(Rows from a dataset)
◇ ◇ ◇

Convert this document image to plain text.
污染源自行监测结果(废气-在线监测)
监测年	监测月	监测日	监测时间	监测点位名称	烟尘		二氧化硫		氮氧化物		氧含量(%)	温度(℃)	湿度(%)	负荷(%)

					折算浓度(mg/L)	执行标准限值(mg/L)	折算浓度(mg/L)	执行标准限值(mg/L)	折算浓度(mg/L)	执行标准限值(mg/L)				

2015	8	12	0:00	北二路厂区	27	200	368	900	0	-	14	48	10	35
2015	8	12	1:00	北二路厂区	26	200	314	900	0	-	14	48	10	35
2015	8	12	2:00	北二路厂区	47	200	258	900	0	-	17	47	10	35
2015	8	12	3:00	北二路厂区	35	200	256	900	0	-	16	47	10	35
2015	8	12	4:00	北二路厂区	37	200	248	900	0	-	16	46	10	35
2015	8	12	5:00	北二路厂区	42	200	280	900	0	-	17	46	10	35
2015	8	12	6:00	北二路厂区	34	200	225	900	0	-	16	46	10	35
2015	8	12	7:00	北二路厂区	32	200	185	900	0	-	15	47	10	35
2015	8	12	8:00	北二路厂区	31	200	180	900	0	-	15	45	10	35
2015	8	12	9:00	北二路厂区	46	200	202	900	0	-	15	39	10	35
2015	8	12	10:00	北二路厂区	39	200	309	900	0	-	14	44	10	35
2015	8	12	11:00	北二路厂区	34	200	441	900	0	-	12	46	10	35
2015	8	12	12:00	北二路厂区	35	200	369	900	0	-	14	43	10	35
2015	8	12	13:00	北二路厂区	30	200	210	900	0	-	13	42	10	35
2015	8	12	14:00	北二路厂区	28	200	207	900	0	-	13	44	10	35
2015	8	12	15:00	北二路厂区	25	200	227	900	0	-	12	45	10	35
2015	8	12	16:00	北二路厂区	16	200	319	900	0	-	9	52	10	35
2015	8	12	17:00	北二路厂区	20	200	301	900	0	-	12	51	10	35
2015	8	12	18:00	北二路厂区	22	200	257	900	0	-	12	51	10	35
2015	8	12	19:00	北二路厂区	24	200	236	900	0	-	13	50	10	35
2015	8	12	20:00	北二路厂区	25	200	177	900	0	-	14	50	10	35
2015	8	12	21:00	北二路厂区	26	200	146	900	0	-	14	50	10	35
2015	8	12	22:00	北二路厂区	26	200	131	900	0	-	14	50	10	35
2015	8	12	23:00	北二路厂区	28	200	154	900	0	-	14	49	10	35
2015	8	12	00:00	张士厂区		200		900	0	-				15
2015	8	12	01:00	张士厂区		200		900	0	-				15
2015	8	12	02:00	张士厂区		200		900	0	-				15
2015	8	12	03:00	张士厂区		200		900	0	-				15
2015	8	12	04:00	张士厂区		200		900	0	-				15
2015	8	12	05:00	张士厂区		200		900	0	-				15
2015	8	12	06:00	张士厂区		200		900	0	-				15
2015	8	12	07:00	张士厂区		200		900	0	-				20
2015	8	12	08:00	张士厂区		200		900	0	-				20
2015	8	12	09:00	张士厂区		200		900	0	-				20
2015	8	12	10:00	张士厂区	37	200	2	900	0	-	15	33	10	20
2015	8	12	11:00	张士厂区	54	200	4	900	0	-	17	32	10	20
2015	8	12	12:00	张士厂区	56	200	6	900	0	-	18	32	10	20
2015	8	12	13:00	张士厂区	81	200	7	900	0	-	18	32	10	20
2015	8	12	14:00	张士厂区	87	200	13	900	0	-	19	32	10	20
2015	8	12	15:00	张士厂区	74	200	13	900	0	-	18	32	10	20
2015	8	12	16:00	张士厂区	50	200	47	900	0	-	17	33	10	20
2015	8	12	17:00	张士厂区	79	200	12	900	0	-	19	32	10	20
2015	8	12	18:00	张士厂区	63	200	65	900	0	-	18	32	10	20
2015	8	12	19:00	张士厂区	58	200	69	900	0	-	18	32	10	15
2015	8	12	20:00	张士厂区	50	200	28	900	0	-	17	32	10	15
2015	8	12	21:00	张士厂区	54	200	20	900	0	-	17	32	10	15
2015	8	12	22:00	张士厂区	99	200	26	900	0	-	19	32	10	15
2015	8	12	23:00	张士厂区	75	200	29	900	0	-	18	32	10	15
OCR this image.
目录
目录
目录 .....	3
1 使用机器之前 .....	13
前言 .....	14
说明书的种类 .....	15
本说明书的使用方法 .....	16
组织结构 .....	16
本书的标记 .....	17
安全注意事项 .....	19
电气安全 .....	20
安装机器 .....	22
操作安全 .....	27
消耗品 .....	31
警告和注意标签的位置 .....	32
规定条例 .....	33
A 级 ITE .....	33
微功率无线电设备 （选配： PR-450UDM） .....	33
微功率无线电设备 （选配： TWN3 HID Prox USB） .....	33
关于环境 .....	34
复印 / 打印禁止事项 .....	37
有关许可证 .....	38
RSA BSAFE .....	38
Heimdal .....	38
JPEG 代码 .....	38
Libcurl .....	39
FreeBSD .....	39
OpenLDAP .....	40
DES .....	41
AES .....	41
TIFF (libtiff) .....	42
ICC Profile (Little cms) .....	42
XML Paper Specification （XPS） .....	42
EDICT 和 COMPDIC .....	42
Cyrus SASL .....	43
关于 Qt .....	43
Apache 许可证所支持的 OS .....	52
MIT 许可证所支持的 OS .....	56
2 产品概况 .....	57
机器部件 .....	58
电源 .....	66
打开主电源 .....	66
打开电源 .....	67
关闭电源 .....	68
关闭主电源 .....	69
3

◇ ◇ ◇

• [EXERCISE TASK]:
Using the listing, collect all lines in which the string "this" is found.

• [COMPLETED TASK]:
Convert this document image to plain text.
OCR this image.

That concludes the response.